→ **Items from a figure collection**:
───

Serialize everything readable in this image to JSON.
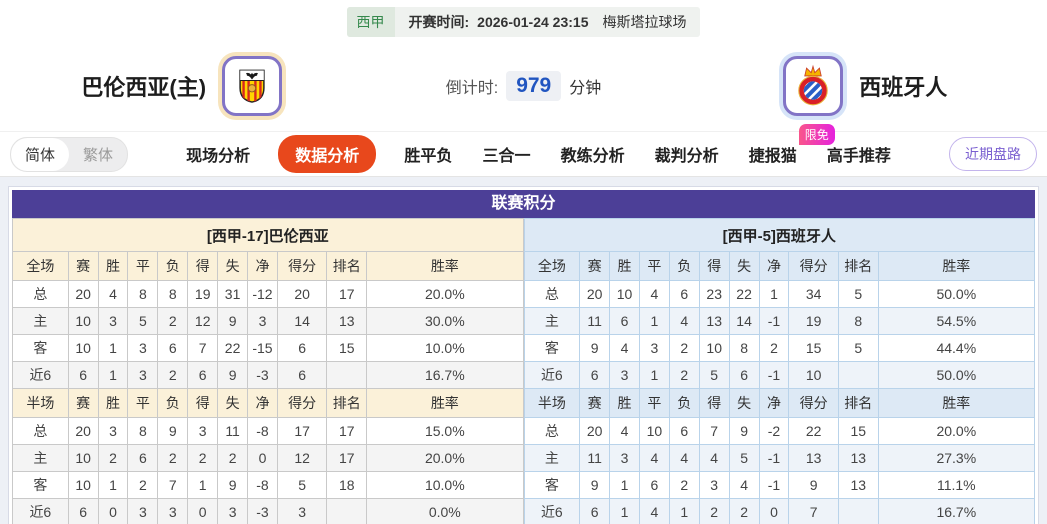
{
  "match_header": {
    "league": "西甲",
    "kickoff_label": "开赛时间:",
    "kickoff_time": "2026-01-24 23:15",
    "venue": "梅斯塔拉球场",
    "home_team": "巴伦西亚(主)",
    "away_team": "西班牙人",
    "countdown_label": "倒计时:",
    "countdown_value": "979",
    "countdown_unit": "分钟"
  },
  "lang_toggle": {
    "simplified": "简体",
    "traditional": "繁体"
  },
  "nav": {
    "tabs": [
      {
        "label": "现场分析",
        "active": false
      },
      {
        "label": "数据分析",
        "active": true
      },
      {
        "label": "胜平负",
        "active": false
      },
      {
        "label": "三合一",
        "active": false
      },
      {
        "label": "教练分析",
        "active": false
      },
      {
        "label": "裁判分析",
        "active": false
      },
      {
        "label": "捷报猫",
        "active": false,
        "badge": "限免"
      },
      {
        "label": "高手推荐",
        "active": false
      }
    ],
    "recent_button": "近期盘路"
  },
  "colors": {
    "accent_orange": "#e8481c",
    "purple_header": "#4c3f97",
    "badge_pink": "#e522dd",
    "league_green": "#35894c",
    "countdown_blue": "#2155c0",
    "home_label_red": "#c0392a",
    "away_label_blue": "#2b3fc0"
  },
  "table": {
    "title": "联赛积分",
    "columns_full": [
      "全场",
      "赛",
      "胜",
      "平",
      "负",
      "得",
      "失",
      "净",
      "得分",
      "排名",
      "胜率"
    ],
    "columns_half": [
      "半场",
      "赛",
      "胜",
      "平",
      "负",
      "得",
      "失",
      "净",
      "得分",
      "排名",
      "胜率"
    ],
    "home": {
      "header": "[西甲-17]巴伦西亚",
      "full_rows": [
        {
          "label": "总",
          "type": "total",
          "cells": [
            "20",
            "4",
            "8",
            "8",
            "19",
            "31",
            "-12",
            "20",
            "17",
            "20.0%"
          ]
        },
        {
          "label": "主",
          "type": "home",
          "cells": [
            "10",
            "3",
            "5",
            "2",
            "12",
            "9",
            "3",
            "14",
            "13",
            "30.0%"
          ]
        },
        {
          "label": "客",
          "type": "away",
          "cells": [
            "10",
            "1",
            "3",
            "6",
            "7",
            "22",
            "-15",
            "6",
            "15",
            "10.0%"
          ]
        },
        {
          "label": "近6",
          "type": "recent6",
          "cells": [
            "6",
            "1",
            "3",
            "2",
            "6",
            "9",
            "-3",
            "6",
            "",
            "16.7%"
          ]
        }
      ],
      "half_rows": [
        {
          "label": "总",
          "type": "total",
          "cells": [
            "20",
            "3",
            "8",
            "9",
            "3",
            "11",
            "-8",
            "17",
            "17",
            "15.0%"
          ]
        },
        {
          "label": "主",
          "type": "home",
          "cells": [
            "10",
            "2",
            "6",
            "2",
            "2",
            "2",
            "0",
            "12",
            "17",
            "20.0%"
          ]
        },
        {
          "label": "客",
          "type": "away",
          "cells": [
            "10",
            "1",
            "2",
            "7",
            "1",
            "9",
            "-8",
            "5",
            "18",
            "10.0%"
          ]
        },
        {
          "label": "近6",
          "type": "recent6",
          "cells": [
            "6",
            "0",
            "3",
            "3",
            "0",
            "3",
            "-3",
            "3",
            "",
            "0.0%"
          ]
        }
      ]
    },
    "away": {
      "header": "[西甲-5]西班牙人",
      "full_rows": [
        {
          "label": "总",
          "type": "total",
          "cells": [
            "20",
            "10",
            "4",
            "6",
            "23",
            "22",
            "1",
            "34",
            "5",
            "50.0%"
          ]
        },
        {
          "label": "主",
          "type": "home",
          "cells": [
            "11",
            "6",
            "1",
            "4",
            "13",
            "14",
            "-1",
            "19",
            "8",
            "54.5%"
          ]
        },
        {
          "label": "客",
          "type": "away",
          "cells": [
            "9",
            "4",
            "3",
            "2",
            "10",
            "8",
            "2",
            "15",
            "5",
            "44.4%"
          ]
        },
        {
          "label": "近6",
          "type": "recent6",
          "cells": [
            "6",
            "3",
            "1",
            "2",
            "5",
            "6",
            "-1",
            "10",
            "",
            "50.0%"
          ]
        }
      ],
      "half_rows": [
        {
          "label": "总",
          "type": "total",
          "cells": [
            "20",
            "4",
            "10",
            "6",
            "7",
            "9",
            "-2",
            "22",
            "15",
            "20.0%"
          ]
        },
        {
          "label": "主",
          "type": "home",
          "cells": [
            "11",
            "3",
            "4",
            "4",
            "4",
            "5",
            "-1",
            "13",
            "13",
            "27.3%"
          ]
        },
        {
          "label": "客",
          "type": "away",
          "cells": [
            "9",
            "1",
            "6",
            "2",
            "3",
            "4",
            "-1",
            "9",
            "13",
            "11.1%"
          ]
        },
        {
          "label": "近6",
          "type": "recent6",
          "cells": [
            "6",
            "1",
            "4",
            "1",
            "2",
            "2",
            "0",
            "7",
            "",
            "16.7%"
          ]
        }
      ]
    }
  }
}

───

→ **WORK INSTRUCTIONS**: Reproduce every line precisely as given, omitting all pictures.

→ **OUTPUT OF THE EXERCISE**:
Serialize everything readable in this image to JSON.
{
  "match_header": {
    "league": "西甲",
    "kickoff_label": "开赛时间:",
    "kickoff_time": "2026-01-24 23:15",
    "venue": "梅斯塔拉球场",
    "home_team": "巴伦西亚(主)",
    "away_team": "西班牙人",
    "countdown_label": "倒计时:",
    "countdown_value": "979",
    "countdown_unit": "分钟"
  },
  "lang_toggle": {
    "simplified": "简体",
    "traditional": "繁体"
  },
  "nav": {
    "tabs": [
      {
        "label": "现场分析",
        "active": false
      },
      {
        "label": "数据分析",
        "active": true
      },
      {
        "label": "胜平负",
        "active": false
      },
      {
        "label": "三合一",
        "active": false
      },
      {
        "label": "教练分析",
        "active": false
      },
      {
        "label": "裁判分析",
        "active": false
      },
      {
        "label": "捷报猫",
        "active": false,
        "badge": "限免"
      },
      {
        "label": "高手推荐",
        "active": false
      }
    ],
    "recent_button": "近期盘路"
  },
  "colors": {
    "accent_orange": "#e8481c",
    "purple_header": "#4c3f97",
    "badge_pink": "#e522dd",
    "league_green": "#35894c",
    "countdown_blue": "#2155c0",
    "home_label_red": "#c0392a",
    "away_label_blue": "#2b3fc0"
  },
  "table": {
    "title": "联赛积分",
    "columns_full": [
      "全场",
      "赛",
      "胜",
      "平",
      "负",
      "得",
      "失",
      "净",
      "得分",
      "排名",
      "胜率"
    ],
    "columns_half": [
      "半场",
      "赛",
      "胜",
      "平",
      "负",
      "得",
      "失",
      "净",
      "得分",
      "排名",
      "胜率"
    ],
    "home": {
      "header": "[西甲-17]巴伦西亚",
      "full_rows": [
        {
          "label": "总",
          "type": "total",
          "cells": [
            "20",
            "4",
            "8",
            "8",
            "19",
            "31",
            "-12",
            "20",
            "17",
            "20.0%"
          ]
        },
        {
          "label": "主",
          "type": "home",
          "cells": [
            "10",
            "3",
            "5",
            "2",
            "12",
            "9",
            "3",
            "14",
            "13",
            "30.0%"
          ]
        },
        {
          "label": "客",
          "type": "away",
          "cells": [
            "10",
            "1",
            "3",
            "6",
            "7",
            "22",
            "-15",
            "6",
            "15",
            "10.0%"
          ]
        },
        {
          "label": "近6",
          "type": "recent6",
          "cells": [
            "6",
            "1",
            "3",
            "2",
            "6",
            "9",
            "-3",
            "6",
            "",
            "16.7%"
          ]
        }
      ],
      "half_rows": [
        {
          "label": "总",
          "type": "total",
          "cells": [
            "20",
            "3",
            "8",
            "9",
            "3",
            "11",
            "-8",
            "17",
            "17",
            "15.0%"
          ]
        },
        {
          "label": "主",
          "type": "home",
          "cells": [
            "10",
            "2",
            "6",
            "2",
            "2",
            "2",
            "0",
            "12",
            "17",
            "20.0%"
          ]
        },
        {
          "label": "客",
          "type": "away",
          "cells": [
            "10",
            "1",
            "2",
            "7",
            "1",
            "9",
            "-8",
            "5",
            "18",
            "10.0%"
          ]
        },
        {
          "label": "近6",
          "type": "recent6",
          "cells": [
            "6",
            "0",
            "3",
            "3",
            "0",
            "3",
            "-3",
            "3",
            "",
            "0.0%"
          ]
        }
      ]
    },
    "away": {
      "header": "[西甲-5]西班牙人",
      "full_rows": [
        {
          "label": "总",
          "type": "total",
          "cells": [
            "20",
            "10",
            "4",
            "6",
            "23",
            "22",
            "1",
            "34",
            "5",
            "50.0%"
          ]
        },
        {
          "label": "主",
          "type": "home",
          "cells": [
            "11",
            "6",
            "1",
            "4",
            "13",
            "14",
            "-1",
            "19",
            "8",
            "54.5%"
          ]
        },
        {
          "label": "客",
          "type": "away",
          "cells": [
            "9",
            "4",
            "3",
            "2",
            "10",
            "8",
            "2",
            "15",
            "5",
            "44.4%"
          ]
        },
        {
          "label": "近6",
          "type": "recent6",
          "cells": [
            "6",
            "3",
            "1",
            "2",
            "5",
            "6",
            "-1",
            "10",
            "",
            "50.0%"
          ]
        }
      ],
      "half_rows": [
        {
          "label": "总",
          "type": "total",
          "cells": [
            "20",
            "4",
            "10",
            "6",
            "7",
            "9",
            "-2",
            "22",
            "15",
            "20.0%"
          ]
        },
        {
          "label": "主",
          "type": "home",
          "cells": [
            "11",
            "3",
            "4",
            "4",
            "4",
            "5",
            "-1",
            "13",
            "13",
            "27.3%"
          ]
        },
        {
          "label": "客",
          "type": "away",
          "cells": [
            "9",
            "1",
            "6",
            "2",
            "3",
            "4",
            "-1",
            "9",
            "13",
            "11.1%"
          ]
        },
        {
          "label": "近6",
          "type": "recent6",
          "cells": [
            "6",
            "1",
            "4",
            "1",
            "2",
            "2",
            "0",
            "7",
            "",
            "16.7%"
          ]
        }
      ]
    }
  }
}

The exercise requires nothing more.